START SUPPLIED RECORDS

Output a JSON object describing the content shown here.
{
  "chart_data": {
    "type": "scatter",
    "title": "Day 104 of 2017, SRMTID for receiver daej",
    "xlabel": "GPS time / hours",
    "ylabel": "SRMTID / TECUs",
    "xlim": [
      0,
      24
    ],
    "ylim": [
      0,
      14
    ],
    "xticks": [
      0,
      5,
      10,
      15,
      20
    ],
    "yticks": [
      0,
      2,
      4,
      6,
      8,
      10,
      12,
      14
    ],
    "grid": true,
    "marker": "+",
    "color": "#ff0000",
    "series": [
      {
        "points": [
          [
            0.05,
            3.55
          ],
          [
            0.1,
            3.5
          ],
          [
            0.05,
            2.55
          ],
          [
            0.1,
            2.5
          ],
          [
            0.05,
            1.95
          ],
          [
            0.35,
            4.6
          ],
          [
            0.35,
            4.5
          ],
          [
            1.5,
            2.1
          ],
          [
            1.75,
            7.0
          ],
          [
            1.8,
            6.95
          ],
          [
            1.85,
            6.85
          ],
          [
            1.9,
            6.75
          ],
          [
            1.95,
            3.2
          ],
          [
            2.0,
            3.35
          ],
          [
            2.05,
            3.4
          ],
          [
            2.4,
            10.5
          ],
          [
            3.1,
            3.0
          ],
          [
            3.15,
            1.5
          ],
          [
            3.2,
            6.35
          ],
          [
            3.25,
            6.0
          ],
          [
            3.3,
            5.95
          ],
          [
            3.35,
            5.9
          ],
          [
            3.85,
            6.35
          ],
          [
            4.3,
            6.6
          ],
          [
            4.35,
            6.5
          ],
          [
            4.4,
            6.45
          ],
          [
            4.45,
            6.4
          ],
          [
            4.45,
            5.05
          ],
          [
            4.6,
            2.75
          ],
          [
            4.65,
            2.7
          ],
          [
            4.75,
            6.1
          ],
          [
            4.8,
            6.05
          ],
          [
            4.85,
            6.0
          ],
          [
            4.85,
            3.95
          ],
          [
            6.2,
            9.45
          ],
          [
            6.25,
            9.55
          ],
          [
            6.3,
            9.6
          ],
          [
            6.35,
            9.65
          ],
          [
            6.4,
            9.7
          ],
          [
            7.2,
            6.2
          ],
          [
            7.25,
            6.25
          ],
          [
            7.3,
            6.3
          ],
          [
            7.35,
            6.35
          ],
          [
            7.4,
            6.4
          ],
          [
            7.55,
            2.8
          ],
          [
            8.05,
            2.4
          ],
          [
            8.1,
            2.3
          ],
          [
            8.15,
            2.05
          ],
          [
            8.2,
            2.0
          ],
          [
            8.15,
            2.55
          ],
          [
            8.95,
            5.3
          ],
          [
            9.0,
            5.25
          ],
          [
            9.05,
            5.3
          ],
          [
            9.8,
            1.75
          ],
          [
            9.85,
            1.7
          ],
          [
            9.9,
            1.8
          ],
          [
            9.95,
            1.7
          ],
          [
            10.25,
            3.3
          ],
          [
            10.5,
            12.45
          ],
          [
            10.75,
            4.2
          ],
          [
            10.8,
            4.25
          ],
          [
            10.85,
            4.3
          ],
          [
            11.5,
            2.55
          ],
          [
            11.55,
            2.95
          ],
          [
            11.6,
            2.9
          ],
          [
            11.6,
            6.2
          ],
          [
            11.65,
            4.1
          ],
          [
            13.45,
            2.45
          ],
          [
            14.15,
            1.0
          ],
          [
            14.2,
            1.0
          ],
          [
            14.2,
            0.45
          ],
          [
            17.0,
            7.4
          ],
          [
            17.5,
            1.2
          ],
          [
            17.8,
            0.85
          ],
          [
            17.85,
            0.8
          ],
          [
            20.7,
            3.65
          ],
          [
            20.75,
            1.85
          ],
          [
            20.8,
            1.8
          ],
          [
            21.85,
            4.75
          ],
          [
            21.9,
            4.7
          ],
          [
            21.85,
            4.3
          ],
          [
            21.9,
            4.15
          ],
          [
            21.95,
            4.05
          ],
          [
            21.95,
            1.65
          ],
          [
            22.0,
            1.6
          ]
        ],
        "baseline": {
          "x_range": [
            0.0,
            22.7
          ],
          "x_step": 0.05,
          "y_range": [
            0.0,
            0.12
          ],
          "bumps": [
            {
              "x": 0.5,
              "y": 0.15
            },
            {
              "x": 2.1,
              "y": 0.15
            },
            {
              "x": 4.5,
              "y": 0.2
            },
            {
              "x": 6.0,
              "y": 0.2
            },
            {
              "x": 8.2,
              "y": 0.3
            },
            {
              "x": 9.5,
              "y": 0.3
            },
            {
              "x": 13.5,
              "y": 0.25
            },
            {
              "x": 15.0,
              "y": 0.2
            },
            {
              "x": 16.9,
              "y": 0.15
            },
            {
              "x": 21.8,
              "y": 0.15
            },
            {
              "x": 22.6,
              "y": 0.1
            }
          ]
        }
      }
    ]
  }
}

END SUPPLIED RECORDS

*EXERCISE OBJECTIVE*
Examine the records and pull out every line where the string "SRMTID" occurs.

*SOLUTION TO THE EXERCISE*
    "title": "Day 104 of 2017, SRMTID for receiver daej",
    "ylabel": "SRMTID / TECUs",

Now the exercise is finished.